Return every line of the material below word for word, but leave out the pictures.

▼

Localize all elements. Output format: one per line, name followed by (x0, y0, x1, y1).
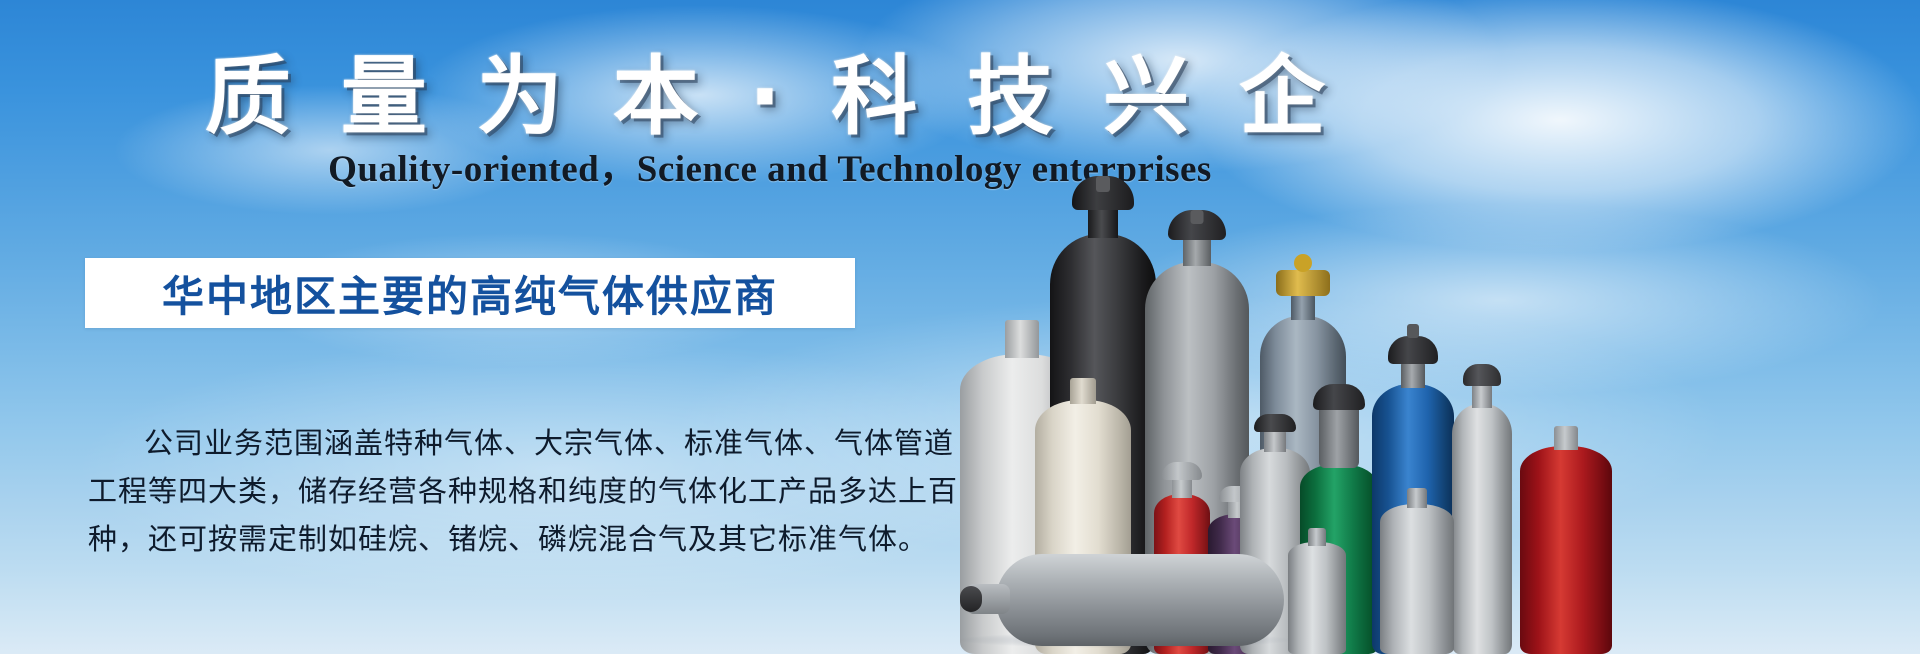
cylinder-neck (1472, 384, 1492, 408)
paragraph-line-1: 公司业务范围涵盖特种气体、大宗气体、标准气体、气体管道 (88, 420, 858, 468)
cylinder-valve (960, 586, 982, 612)
promotional-banner: 质 量 为 本 · 科 技 兴 企 Quality-oriented，Scien… (0, 0, 1920, 654)
paragraph-line-2: 工程等四大类，储存经营各种规格和纯度的气体化工产品多达上百 (88, 468, 858, 516)
cylinder-body (1288, 542, 1346, 654)
cylinder-neck (1183, 236, 1211, 266)
lying-grey-cylinder (960, 554, 1290, 646)
cylinder-cap (1463, 364, 1501, 386)
cylinder-neck (1554, 426, 1578, 450)
aluminium-short-cylinder (1380, 484, 1454, 654)
cylinder-neck (1291, 294, 1315, 320)
slogan-box: 华中地区主要的高纯气体供应商 (85, 258, 855, 328)
cylinder-valve (1407, 324, 1419, 338)
cylinder-cap (1388, 336, 1438, 364)
cylinder-body (1380, 504, 1454, 654)
paragraph-line-3: 种，还可按需定制如硅烷、锗烷、磷烷混合气及其它标准气体。 (88, 516, 858, 564)
description-paragraph: 公司业务范围涵盖特种气体、大宗气体、标准气体、气体管道 工程等四大类，储存经营各… (88, 420, 858, 564)
cylinder-body (1520, 446, 1612, 654)
cylinder-neck (1070, 378, 1096, 404)
cylinder-neck (1308, 528, 1326, 546)
aluminium-mini-cylinder (1288, 524, 1346, 654)
cylinder-body (1452, 404, 1512, 654)
cylinder-neck (1264, 430, 1286, 452)
cylinder-neck (1005, 320, 1039, 358)
cylinder-neck (1088, 206, 1118, 238)
dark-red-cylinder (1520, 414, 1612, 654)
cylinder-neck (1401, 362, 1425, 388)
cylinder-valve-assembly (1276, 270, 1330, 296)
cylinder-cap (1313, 384, 1365, 410)
cylinder-body (996, 554, 1284, 646)
gas-cylinder-group (940, 0, 1920, 654)
cylinder-valve (1191, 210, 1204, 224)
slogan-text: 华中地区主要的高纯气体供应商 (162, 263, 778, 324)
cylinder-cap (1254, 414, 1296, 432)
cylinder-valve (1096, 176, 1110, 192)
cylinder-handwheel (1294, 254, 1312, 272)
cylinder-neck (1407, 488, 1427, 508)
cylinder-cap (1162, 462, 1202, 480)
aluminium-slim-cylinder (1452, 354, 1512, 654)
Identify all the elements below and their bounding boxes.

▲

= Result of the task =
Localize all elements. Output format: one per line, name followed by (x0, y0, x1, y1).
cylinder-neck (1472, 384, 1492, 408)
paragraph-line-1: 公司业务范围涵盖特种气体、大宗气体、标准气体、气体管道 (88, 420, 858, 468)
cylinder-valve (960, 586, 982, 612)
promotional-banner: 质 量 为 本 · 科 技 兴 企 Quality-oriented，Scien… (0, 0, 1920, 654)
paragraph-line-2: 工程等四大类，储存经营各种规格和纯度的气体化工产品多达上百 (88, 468, 858, 516)
cylinder-body (1288, 542, 1346, 654)
cylinder-neck (1183, 236, 1211, 266)
lying-grey-cylinder (960, 554, 1290, 646)
cylinder-cap (1463, 364, 1501, 386)
cylinder-neck (1554, 426, 1578, 450)
aluminium-short-cylinder (1380, 484, 1454, 654)
cylinder-neck (1291, 294, 1315, 320)
slogan-box: 华中地区主要的高纯气体供应商 (85, 258, 855, 328)
cylinder-valve (1407, 324, 1419, 338)
cylinder-cap (1388, 336, 1438, 364)
cylinder-body (1380, 504, 1454, 654)
paragraph-line-3: 种，还可按需定制如硅烷、锗烷、磷烷混合气及其它标准气体。 (88, 516, 858, 564)
description-paragraph: 公司业务范围涵盖特种气体、大宗气体、标准气体、气体管道 工程等四大类，储存经营各… (88, 420, 858, 564)
cylinder-body (1520, 446, 1612, 654)
cylinder-neck (1070, 378, 1096, 404)
cylinder-neck (1308, 528, 1326, 546)
aluminium-mini-cylinder (1288, 524, 1346, 654)
cylinder-body (1452, 404, 1512, 654)
cylinder-neck (1264, 430, 1286, 452)
cylinder-neck (1005, 320, 1039, 358)
cylinder-neck (1088, 206, 1118, 238)
dark-red-cylinder (1520, 414, 1612, 654)
cylinder-neck (1401, 362, 1425, 388)
cylinder-valve-assembly (1276, 270, 1330, 296)
cylinder-cap (1313, 384, 1365, 410)
cylinder-body (996, 554, 1284, 646)
gas-cylinder-group (940, 0, 1920, 654)
cylinder-valve (1191, 210, 1204, 224)
slogan-text: 华中地区主要的高纯气体供应商 (162, 263, 778, 324)
cylinder-cap (1254, 414, 1296, 432)
cylinder-valve (1096, 176, 1110, 192)
cylinder-handwheel (1294, 254, 1312, 272)
cylinder-neck (1407, 488, 1427, 508)
cylinder-cap (1162, 462, 1202, 480)
aluminium-slim-cylinder (1452, 354, 1512, 654)
Identify all the elements below and their bounding boxes.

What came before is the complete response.